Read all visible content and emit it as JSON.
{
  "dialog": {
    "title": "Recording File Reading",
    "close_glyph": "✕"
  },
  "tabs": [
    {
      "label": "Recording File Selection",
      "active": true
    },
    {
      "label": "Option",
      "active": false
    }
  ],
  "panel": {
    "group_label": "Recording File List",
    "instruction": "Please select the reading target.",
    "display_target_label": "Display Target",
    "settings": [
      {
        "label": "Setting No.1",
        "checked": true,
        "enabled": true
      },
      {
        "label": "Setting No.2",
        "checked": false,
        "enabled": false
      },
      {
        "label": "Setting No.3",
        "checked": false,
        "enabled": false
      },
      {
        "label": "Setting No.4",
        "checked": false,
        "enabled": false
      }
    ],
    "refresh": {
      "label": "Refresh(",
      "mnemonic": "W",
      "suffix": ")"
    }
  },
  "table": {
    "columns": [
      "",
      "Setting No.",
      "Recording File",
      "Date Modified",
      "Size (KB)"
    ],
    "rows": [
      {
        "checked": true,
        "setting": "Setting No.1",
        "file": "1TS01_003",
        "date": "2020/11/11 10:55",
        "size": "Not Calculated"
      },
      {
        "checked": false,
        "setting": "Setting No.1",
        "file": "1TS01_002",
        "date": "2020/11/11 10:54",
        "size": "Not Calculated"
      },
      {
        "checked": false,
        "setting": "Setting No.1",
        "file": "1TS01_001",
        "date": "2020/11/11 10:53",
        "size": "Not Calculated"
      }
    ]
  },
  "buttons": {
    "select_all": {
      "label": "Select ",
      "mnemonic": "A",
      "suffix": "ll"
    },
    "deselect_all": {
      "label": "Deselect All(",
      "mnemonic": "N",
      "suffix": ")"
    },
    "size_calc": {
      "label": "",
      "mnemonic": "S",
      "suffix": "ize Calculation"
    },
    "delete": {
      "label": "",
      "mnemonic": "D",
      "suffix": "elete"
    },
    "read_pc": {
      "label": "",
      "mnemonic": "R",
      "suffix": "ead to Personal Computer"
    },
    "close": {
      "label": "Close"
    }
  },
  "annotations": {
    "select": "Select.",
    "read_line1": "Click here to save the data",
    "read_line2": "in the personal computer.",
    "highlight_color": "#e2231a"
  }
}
★ ★ ★ ★
## Aim of the task
From the listing above, copy every line that includes the word "Recording".

## Answer for the task
    "title": "Recording File Reading",
      "label": "Recording File Selection",
    "group_label": "Recording File List",
      "Recording File",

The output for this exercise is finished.